Nothing may be dropped or altered: reproduce all the data.

··· Record set ···

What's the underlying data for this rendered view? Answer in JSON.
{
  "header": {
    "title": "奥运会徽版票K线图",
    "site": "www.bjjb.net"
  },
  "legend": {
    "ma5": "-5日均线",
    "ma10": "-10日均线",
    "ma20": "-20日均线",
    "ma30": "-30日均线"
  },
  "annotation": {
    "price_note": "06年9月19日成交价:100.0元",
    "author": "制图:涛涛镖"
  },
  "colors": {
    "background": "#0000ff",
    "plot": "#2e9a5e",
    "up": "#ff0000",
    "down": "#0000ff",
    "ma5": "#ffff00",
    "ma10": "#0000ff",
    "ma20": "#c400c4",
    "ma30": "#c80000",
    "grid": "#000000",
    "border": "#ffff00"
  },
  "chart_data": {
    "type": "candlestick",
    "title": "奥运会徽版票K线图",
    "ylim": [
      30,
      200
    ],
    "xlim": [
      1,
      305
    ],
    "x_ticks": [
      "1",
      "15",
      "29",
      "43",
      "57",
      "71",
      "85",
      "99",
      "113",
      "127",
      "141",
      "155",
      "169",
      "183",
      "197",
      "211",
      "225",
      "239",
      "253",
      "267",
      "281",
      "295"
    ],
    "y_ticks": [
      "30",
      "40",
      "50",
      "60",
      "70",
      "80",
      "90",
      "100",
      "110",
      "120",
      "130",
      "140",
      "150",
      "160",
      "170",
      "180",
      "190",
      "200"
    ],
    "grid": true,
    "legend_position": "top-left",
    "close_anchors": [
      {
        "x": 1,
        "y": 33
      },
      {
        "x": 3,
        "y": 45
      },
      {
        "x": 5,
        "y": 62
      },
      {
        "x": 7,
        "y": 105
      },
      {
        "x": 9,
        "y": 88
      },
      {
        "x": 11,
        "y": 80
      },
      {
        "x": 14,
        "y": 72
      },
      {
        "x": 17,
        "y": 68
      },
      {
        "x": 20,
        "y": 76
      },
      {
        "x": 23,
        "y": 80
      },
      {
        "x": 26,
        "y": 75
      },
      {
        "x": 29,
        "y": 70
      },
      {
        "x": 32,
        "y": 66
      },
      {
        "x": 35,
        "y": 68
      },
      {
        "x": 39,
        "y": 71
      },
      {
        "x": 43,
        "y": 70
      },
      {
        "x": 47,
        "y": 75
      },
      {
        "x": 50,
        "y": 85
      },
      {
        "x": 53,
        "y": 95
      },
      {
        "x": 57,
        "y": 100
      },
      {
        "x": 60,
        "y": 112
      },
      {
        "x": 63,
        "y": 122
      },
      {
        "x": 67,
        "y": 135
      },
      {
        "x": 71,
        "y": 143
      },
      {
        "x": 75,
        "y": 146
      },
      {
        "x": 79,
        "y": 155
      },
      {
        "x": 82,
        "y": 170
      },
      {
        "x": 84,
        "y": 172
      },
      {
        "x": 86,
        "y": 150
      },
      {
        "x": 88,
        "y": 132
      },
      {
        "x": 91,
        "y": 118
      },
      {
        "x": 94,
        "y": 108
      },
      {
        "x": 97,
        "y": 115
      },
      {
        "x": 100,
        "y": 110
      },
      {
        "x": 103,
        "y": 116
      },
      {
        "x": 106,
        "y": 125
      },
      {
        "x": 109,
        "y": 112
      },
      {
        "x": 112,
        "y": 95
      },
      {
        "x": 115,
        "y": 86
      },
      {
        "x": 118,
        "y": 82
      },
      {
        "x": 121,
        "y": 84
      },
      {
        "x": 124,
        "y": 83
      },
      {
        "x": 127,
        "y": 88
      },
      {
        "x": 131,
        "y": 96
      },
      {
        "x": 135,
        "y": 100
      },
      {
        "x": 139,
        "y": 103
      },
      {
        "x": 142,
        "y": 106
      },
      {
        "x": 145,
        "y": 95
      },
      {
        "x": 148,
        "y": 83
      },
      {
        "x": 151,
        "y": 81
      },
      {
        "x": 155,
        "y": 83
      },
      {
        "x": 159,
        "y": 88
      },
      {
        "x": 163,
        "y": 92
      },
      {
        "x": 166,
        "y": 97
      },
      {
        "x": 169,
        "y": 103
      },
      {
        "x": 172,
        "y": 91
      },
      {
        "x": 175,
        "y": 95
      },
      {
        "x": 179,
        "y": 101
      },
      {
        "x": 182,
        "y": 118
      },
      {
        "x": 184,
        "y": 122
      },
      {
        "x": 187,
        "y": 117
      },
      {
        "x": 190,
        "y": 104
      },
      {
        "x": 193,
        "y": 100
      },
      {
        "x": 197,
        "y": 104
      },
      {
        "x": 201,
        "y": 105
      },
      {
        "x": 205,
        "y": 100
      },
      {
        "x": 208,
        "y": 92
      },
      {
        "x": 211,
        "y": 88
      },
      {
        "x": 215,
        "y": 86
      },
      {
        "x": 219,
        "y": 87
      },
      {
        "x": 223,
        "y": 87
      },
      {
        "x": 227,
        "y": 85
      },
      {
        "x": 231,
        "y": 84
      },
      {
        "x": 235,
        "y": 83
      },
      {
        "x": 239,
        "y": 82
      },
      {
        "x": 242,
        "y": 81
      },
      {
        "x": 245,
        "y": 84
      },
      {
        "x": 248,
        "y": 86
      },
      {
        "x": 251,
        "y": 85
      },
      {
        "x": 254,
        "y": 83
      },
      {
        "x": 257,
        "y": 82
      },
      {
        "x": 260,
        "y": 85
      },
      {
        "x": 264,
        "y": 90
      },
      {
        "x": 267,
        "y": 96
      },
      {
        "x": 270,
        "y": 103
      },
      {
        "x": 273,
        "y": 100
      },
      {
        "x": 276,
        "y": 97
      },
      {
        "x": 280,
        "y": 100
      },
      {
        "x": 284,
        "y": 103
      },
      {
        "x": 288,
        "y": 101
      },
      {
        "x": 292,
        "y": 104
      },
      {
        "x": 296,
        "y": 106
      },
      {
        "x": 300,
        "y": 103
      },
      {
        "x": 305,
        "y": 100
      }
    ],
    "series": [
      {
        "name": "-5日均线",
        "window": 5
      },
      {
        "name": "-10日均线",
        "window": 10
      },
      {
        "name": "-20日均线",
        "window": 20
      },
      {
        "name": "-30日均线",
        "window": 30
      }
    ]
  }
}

···

Response:
What's the underlying data for this rendered view? Answer in JSON.
{
  "header": {
    "title": "奥运会徽版票K线图",
    "site": "www.bjjb.net"
  },
  "legend": {
    "ma5": "-5日均线",
    "ma10": "-10日均线",
    "ma20": "-20日均线",
    "ma30": "-30日均线"
  },
  "annotation": {
    "price_note": "06年9月19日成交价:100.0元",
    "author": "制图:涛涛镖"
  },
  "colors": {
    "background": "#0000ff",
    "plot": "#2e9a5e",
    "up": "#ff0000",
    "down": "#0000ff",
    "ma5": "#ffff00",
    "ma10": "#0000ff",
    "ma20": "#c400c4",
    "ma30": "#c80000",
    "grid": "#000000",
    "border": "#ffff00"
  },
  "chart_data": {
    "type": "candlestick",
    "title": "奥运会徽版票K线图",
    "ylim": [
      30,
      200
    ],
    "xlim": [
      1,
      305
    ],
    "x_ticks": [
      "1",
      "15",
      "29",
      "43",
      "57",
      "71",
      "85",
      "99",
      "113",
      "127",
      "141",
      "155",
      "169",
      "183",
      "197",
      "211",
      "225",
      "239",
      "253",
      "267",
      "281",
      "295"
    ],
    "y_ticks": [
      "30",
      "40",
      "50",
      "60",
      "70",
      "80",
      "90",
      "100",
      "110",
      "120",
      "130",
      "140",
      "150",
      "160",
      "170",
      "180",
      "190",
      "200"
    ],
    "grid": true,
    "legend_position": "top-left",
    "close_anchors": [
      {
        "x": 1,
        "y": 33
      },
      {
        "x": 3,
        "y": 45
      },
      {
        "x": 5,
        "y": 62
      },
      {
        "x": 7,
        "y": 105
      },
      {
        "x": 9,
        "y": 88
      },
      {
        "x": 11,
        "y": 80
      },
      {
        "x": 14,
        "y": 72
      },
      {
        "x": 17,
        "y": 68
      },
      {
        "x": 20,
        "y": 76
      },
      {
        "x": 23,
        "y": 80
      },
      {
        "x": 26,
        "y": 75
      },
      {
        "x": 29,
        "y": 70
      },
      {
        "x": 32,
        "y": 66
      },
      {
        "x": 35,
        "y": 68
      },
      {
        "x": 39,
        "y": 71
      },
      {
        "x": 43,
        "y": 70
      },
      {
        "x": 47,
        "y": 75
      },
      {
        "x": 50,
        "y": 85
      },
      {
        "x": 53,
        "y": 95
      },
      {
        "x": 57,
        "y": 100
      },
      {
        "x": 60,
        "y": 112
      },
      {
        "x": 63,
        "y": 122
      },
      {
        "x": 67,
        "y": 135
      },
      {
        "x": 71,
        "y": 143
      },
      {
        "x": 75,
        "y": 146
      },
      {
        "x": 79,
        "y": 155
      },
      {
        "x": 82,
        "y": 170
      },
      {
        "x": 84,
        "y": 172
      },
      {
        "x": 86,
        "y": 150
      },
      {
        "x": 88,
        "y": 132
      },
      {
        "x": 91,
        "y": 118
      },
      {
        "x": 94,
        "y": 108
      },
      {
        "x": 97,
        "y": 115
      },
      {
        "x": 100,
        "y": 110
      },
      {
        "x": 103,
        "y": 116
      },
      {
        "x": 106,
        "y": 125
      },
      {
        "x": 109,
        "y": 112
      },
      {
        "x": 112,
        "y": 95
      },
      {
        "x": 115,
        "y": 86
      },
      {
        "x": 118,
        "y": 82
      },
      {
        "x": 121,
        "y": 84
      },
      {
        "x": 124,
        "y": 83
      },
      {
        "x": 127,
        "y": 88
      },
      {
        "x": 131,
        "y": 96
      },
      {
        "x": 135,
        "y": 100
      },
      {
        "x": 139,
        "y": 103
      },
      {
        "x": 142,
        "y": 106
      },
      {
        "x": 145,
        "y": 95
      },
      {
        "x": 148,
        "y": 83
      },
      {
        "x": 151,
        "y": 81
      },
      {
        "x": 155,
        "y": 83
      },
      {
        "x": 159,
        "y": 88
      },
      {
        "x": 163,
        "y": 92
      },
      {
        "x": 166,
        "y": 97
      },
      {
        "x": 169,
        "y": 103
      },
      {
        "x": 172,
        "y": 91
      },
      {
        "x": 175,
        "y": 95
      },
      {
        "x": 179,
        "y": 101
      },
      {
        "x": 182,
        "y": 118
      },
      {
        "x": 184,
        "y": 122
      },
      {
        "x": 187,
        "y": 117
      },
      {
        "x": 190,
        "y": 104
      },
      {
        "x": 193,
        "y": 100
      },
      {
        "x": 197,
        "y": 104
      },
      {
        "x": 201,
        "y": 105
      },
      {
        "x": 205,
        "y": 100
      },
      {
        "x": 208,
        "y": 92
      },
      {
        "x": 211,
        "y": 88
      },
      {
        "x": 215,
        "y": 86
      },
      {
        "x": 219,
        "y": 87
      },
      {
        "x": 223,
        "y": 87
      },
      {
        "x": 227,
        "y": 85
      },
      {
        "x": 231,
        "y": 84
      },
      {
        "x": 235,
        "y": 83
      },
      {
        "x": 239,
        "y": 82
      },
      {
        "x": 242,
        "y": 81
      },
      {
        "x": 245,
        "y": 84
      },
      {
        "x": 248,
        "y": 86
      },
      {
        "x": 251,
        "y": 85
      },
      {
        "x": 254,
        "y": 83
      },
      {
        "x": 257,
        "y": 82
      },
      {
        "x": 260,
        "y": 85
      },
      {
        "x": 264,
        "y": 90
      },
      {
        "x": 267,
        "y": 96
      },
      {
        "x": 270,
        "y": 103
      },
      {
        "x": 273,
        "y": 100
      },
      {
        "x": 276,
        "y": 97
      },
      {
        "x": 280,
        "y": 100
      },
      {
        "x": 284,
        "y": 103
      },
      {
        "x": 288,
        "y": 101
      },
      {
        "x": 292,
        "y": 104
      },
      {
        "x": 296,
        "y": 106
      },
      {
        "x": 300,
        "y": 103
      },
      {
        "x": 305,
        "y": 100
      }
    ],
    "series": [
      {
        "name": "-5日均线",
        "window": 5
      },
      {
        "name": "-10日均线",
        "window": 10
      },
      {
        "name": "-20日均线",
        "window": 20
      },
      {
        "name": "-30日均线",
        "window": 30
      }
    ]
  }
}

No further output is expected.